PROBLEM TO WORK ON: Reproduce every record below exactly as written, leaving out any pictures.

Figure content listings
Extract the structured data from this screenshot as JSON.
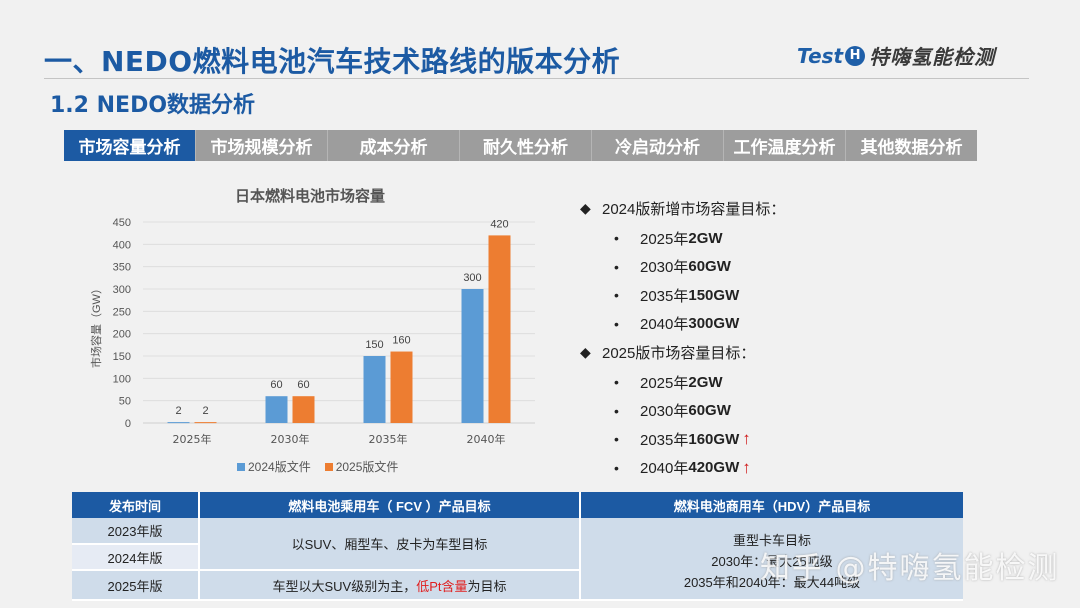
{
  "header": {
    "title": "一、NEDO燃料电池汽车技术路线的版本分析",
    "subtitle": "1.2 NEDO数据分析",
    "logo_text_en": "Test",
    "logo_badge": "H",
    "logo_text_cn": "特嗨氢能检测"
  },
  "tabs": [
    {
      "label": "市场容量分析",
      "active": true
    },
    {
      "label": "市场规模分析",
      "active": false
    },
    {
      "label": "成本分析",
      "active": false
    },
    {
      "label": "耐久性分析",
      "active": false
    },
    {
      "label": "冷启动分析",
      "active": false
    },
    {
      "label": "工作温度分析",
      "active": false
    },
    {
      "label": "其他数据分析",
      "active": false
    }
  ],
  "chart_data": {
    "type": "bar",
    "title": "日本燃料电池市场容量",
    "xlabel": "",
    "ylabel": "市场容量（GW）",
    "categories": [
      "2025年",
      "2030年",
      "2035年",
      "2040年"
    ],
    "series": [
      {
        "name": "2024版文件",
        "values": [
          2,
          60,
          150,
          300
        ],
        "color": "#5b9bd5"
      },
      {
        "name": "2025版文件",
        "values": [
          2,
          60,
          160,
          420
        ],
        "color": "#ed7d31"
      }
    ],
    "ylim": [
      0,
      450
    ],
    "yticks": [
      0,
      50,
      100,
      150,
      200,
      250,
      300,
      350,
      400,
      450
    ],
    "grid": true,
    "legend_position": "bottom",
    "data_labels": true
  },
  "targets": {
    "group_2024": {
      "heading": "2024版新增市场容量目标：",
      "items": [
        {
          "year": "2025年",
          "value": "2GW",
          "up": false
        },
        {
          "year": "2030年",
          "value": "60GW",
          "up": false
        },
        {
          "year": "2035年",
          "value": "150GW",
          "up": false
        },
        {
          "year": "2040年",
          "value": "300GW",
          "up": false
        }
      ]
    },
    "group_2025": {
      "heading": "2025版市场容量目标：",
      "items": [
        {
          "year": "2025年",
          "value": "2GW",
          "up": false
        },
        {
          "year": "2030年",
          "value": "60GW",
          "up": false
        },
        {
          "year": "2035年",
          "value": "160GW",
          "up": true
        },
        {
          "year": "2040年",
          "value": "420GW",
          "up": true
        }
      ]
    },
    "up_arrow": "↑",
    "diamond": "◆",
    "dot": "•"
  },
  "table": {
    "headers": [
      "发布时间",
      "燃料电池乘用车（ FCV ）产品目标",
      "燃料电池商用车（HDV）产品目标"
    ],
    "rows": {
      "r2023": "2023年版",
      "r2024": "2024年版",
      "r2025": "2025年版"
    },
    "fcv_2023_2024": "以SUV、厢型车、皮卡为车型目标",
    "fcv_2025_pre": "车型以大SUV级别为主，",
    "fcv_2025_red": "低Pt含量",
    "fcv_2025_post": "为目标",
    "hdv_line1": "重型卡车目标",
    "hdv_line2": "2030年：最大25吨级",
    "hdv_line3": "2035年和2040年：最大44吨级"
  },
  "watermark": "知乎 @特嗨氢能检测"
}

ANSWER TO THE TASK:
Extract the structured data from this screenshot as JSON.
{
  "header": {
    "title": "一、NEDO燃料电池汽车技术路线的版本分析",
    "subtitle": "1.2 NEDO数据分析",
    "logo_text_en": "Test",
    "logo_badge": "H",
    "logo_text_cn": "特嗨氢能检测"
  },
  "tabs": [
    {
      "label": "市场容量分析",
      "active": true
    },
    {
      "label": "市场规模分析",
      "active": false
    },
    {
      "label": "成本分析",
      "active": false
    },
    {
      "label": "耐久性分析",
      "active": false
    },
    {
      "label": "冷启动分析",
      "active": false
    },
    {
      "label": "工作温度分析",
      "active": false
    },
    {
      "label": "其他数据分析",
      "active": false
    }
  ],
  "chart_data": {
    "type": "bar",
    "title": "日本燃料电池市场容量",
    "xlabel": "",
    "ylabel": "市场容量（GW）",
    "categories": [
      "2025年",
      "2030年",
      "2035年",
      "2040年"
    ],
    "series": [
      {
        "name": "2024版文件",
        "values": [
          2,
          60,
          150,
          300
        ],
        "color": "#5b9bd5"
      },
      {
        "name": "2025版文件",
        "values": [
          2,
          60,
          160,
          420
        ],
        "color": "#ed7d31"
      }
    ],
    "ylim": [
      0,
      450
    ],
    "yticks": [
      0,
      50,
      100,
      150,
      200,
      250,
      300,
      350,
      400,
      450
    ],
    "grid": true,
    "legend_position": "bottom",
    "data_labels": true
  },
  "targets": {
    "group_2024": {
      "heading": "2024版新增市场容量目标：",
      "items": [
        {
          "year": "2025年",
          "value": "2GW",
          "up": false
        },
        {
          "year": "2030年",
          "value": "60GW",
          "up": false
        },
        {
          "year": "2035年",
          "value": "150GW",
          "up": false
        },
        {
          "year": "2040年",
          "value": "300GW",
          "up": false
        }
      ]
    },
    "group_2025": {
      "heading": "2025版市场容量目标：",
      "items": [
        {
          "year": "2025年",
          "value": "2GW",
          "up": false
        },
        {
          "year": "2030年",
          "value": "60GW",
          "up": false
        },
        {
          "year": "2035年",
          "value": "160GW",
          "up": true
        },
        {
          "year": "2040年",
          "value": "420GW",
          "up": true
        }
      ]
    },
    "up_arrow": "↑",
    "diamond": "◆",
    "dot": "•"
  },
  "table": {
    "headers": [
      "发布时间",
      "燃料电池乘用车（ FCV ）产品目标",
      "燃料电池商用车（HDV）产品目标"
    ],
    "rows": {
      "r2023": "2023年版",
      "r2024": "2024年版",
      "r2025": "2025年版"
    },
    "fcv_2023_2024": "以SUV、厢型车、皮卡为车型目标",
    "fcv_2025_pre": "车型以大SUV级别为主，",
    "fcv_2025_red": "低Pt含量",
    "fcv_2025_post": "为目标",
    "hdv_line1": "重型卡车目标",
    "hdv_line2": "2030年：最大25吨级",
    "hdv_line3": "2035年和2040年：最大44吨级"
  },
  "watermark": "知乎 @特嗨氢能检测"
}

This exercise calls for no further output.